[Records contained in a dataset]
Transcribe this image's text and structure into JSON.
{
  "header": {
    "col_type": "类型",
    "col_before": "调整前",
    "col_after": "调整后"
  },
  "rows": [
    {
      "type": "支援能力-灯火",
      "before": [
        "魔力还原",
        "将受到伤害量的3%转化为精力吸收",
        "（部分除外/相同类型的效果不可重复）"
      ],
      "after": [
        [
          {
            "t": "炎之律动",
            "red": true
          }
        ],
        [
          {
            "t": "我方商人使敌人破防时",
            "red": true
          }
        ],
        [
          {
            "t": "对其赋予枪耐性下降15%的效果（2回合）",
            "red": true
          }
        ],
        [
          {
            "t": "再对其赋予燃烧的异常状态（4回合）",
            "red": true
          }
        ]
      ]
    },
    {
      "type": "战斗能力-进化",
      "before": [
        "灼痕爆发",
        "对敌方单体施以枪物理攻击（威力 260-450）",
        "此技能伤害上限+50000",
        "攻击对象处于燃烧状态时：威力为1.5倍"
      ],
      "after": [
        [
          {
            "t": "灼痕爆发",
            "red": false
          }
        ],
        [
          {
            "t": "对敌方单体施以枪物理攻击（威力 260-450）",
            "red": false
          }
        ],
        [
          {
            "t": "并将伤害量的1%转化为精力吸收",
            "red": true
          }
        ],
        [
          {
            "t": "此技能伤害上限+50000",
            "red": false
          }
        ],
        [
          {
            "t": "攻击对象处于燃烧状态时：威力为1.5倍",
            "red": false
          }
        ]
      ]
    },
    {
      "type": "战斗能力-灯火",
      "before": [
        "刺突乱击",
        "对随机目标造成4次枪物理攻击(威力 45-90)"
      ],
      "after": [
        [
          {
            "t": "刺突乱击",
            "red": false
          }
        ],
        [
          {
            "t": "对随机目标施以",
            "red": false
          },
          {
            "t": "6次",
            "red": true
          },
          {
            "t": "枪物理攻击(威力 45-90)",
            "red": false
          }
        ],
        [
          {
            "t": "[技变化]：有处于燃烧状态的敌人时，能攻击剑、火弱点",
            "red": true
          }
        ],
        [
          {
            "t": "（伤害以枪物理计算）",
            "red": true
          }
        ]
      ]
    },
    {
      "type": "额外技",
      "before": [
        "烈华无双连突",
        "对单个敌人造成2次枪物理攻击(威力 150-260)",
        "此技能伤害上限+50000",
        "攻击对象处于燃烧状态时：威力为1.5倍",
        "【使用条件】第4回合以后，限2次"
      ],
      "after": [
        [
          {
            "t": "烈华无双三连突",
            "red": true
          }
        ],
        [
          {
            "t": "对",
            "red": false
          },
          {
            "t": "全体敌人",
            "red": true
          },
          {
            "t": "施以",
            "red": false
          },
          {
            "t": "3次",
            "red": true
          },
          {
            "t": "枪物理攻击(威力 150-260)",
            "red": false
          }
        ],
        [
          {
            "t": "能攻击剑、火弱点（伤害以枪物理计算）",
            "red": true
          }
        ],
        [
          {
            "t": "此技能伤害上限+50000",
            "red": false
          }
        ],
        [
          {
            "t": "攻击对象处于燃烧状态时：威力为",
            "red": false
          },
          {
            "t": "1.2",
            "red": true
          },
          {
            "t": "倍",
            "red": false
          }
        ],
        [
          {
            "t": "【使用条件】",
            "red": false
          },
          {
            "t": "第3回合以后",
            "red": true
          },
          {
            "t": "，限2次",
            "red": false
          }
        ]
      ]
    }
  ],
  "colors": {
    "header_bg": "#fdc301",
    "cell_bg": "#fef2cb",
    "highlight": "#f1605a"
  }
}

:: WRITTEN PROBLEM ::
Every entry must be output again, exactly as written above.

:: WRITTEN RESPONSE ::
Transcribe this image's text and structure into JSON.
{
  "header": {
    "col_type": "类型",
    "col_before": "调整前",
    "col_after": "调整后"
  },
  "rows": [
    {
      "type": "支援能力-灯火",
      "before": [
        "魔力还原",
        "将受到伤害量的3%转化为精力吸收",
        "（部分除外/相同类型的效果不可重复）"
      ],
      "after": [
        [
          {
            "t": "炎之律动",
            "red": true
          }
        ],
        [
          {
            "t": "我方商人使敌人破防时",
            "red": true
          }
        ],
        [
          {
            "t": "对其赋予枪耐性下降15%的效果（2回合）",
            "red": true
          }
        ],
        [
          {
            "t": "再对其赋予燃烧的异常状态（4回合）",
            "red": true
          }
        ]
      ]
    },
    {
      "type": "战斗能力-进化",
      "before": [
        "灼痕爆发",
        "对敌方单体施以枪物理攻击（威力 260-450）",
        "此技能伤害上限+50000",
        "攻击对象处于燃烧状态时：威力为1.5倍"
      ],
      "after": [
        [
          {
            "t": "灼痕爆发",
            "red": false
          }
        ],
        [
          {
            "t": "对敌方单体施以枪物理攻击（威力 260-450）",
            "red": false
          }
        ],
        [
          {
            "t": "并将伤害量的1%转化为精力吸收",
            "red": true
          }
        ],
        [
          {
            "t": "此技能伤害上限+50000",
            "red": false
          }
        ],
        [
          {
            "t": "攻击对象处于燃烧状态时：威力为1.5倍",
            "red": false
          }
        ]
      ]
    },
    {
      "type": "战斗能力-灯火",
      "before": [
        "刺突乱击",
        "对随机目标造成4次枪物理攻击(威力 45-90)"
      ],
      "after": [
        [
          {
            "t": "刺突乱击",
            "red": false
          }
        ],
        [
          {
            "t": "对随机目标施以",
            "red": false
          },
          {
            "t": "6次",
            "red": true
          },
          {
            "t": "枪物理攻击(威力 45-90)",
            "red": false
          }
        ],
        [
          {
            "t": "[技变化]：有处于燃烧状态的敌人时，能攻击剑、火弱点",
            "red": true
          }
        ],
        [
          {
            "t": "（伤害以枪物理计算）",
            "red": true
          }
        ]
      ]
    },
    {
      "type": "额外技",
      "before": [
        "烈华无双连突",
        "对单个敌人造成2次枪物理攻击(威力 150-260)",
        "此技能伤害上限+50000",
        "攻击对象处于燃烧状态时：威力为1.5倍",
        "【使用条件】第4回合以后，限2次"
      ],
      "after": [
        [
          {
            "t": "烈华无双三连突",
            "red": true
          }
        ],
        [
          {
            "t": "对",
            "red": false
          },
          {
            "t": "全体敌人",
            "red": true
          },
          {
            "t": "施以",
            "red": false
          },
          {
            "t": "3次",
            "red": true
          },
          {
            "t": "枪物理攻击(威力 150-260)",
            "red": false
          }
        ],
        [
          {
            "t": "能攻击剑、火弱点（伤害以枪物理计算）",
            "red": true
          }
        ],
        [
          {
            "t": "此技能伤害上限+50000",
            "red": false
          }
        ],
        [
          {
            "t": "攻击对象处于燃烧状态时：威力为",
            "red": false
          },
          {
            "t": "1.2",
            "red": true
          },
          {
            "t": "倍",
            "red": false
          }
        ],
        [
          {
            "t": "【使用条件】",
            "red": false
          },
          {
            "t": "第3回合以后",
            "red": true
          },
          {
            "t": "，限2次",
            "red": false
          }
        ]
      ]
    }
  ],
  "colors": {
    "header_bg": "#fdc301",
    "cell_bg": "#fef2cb",
    "highlight": "#f1605a"
  }
}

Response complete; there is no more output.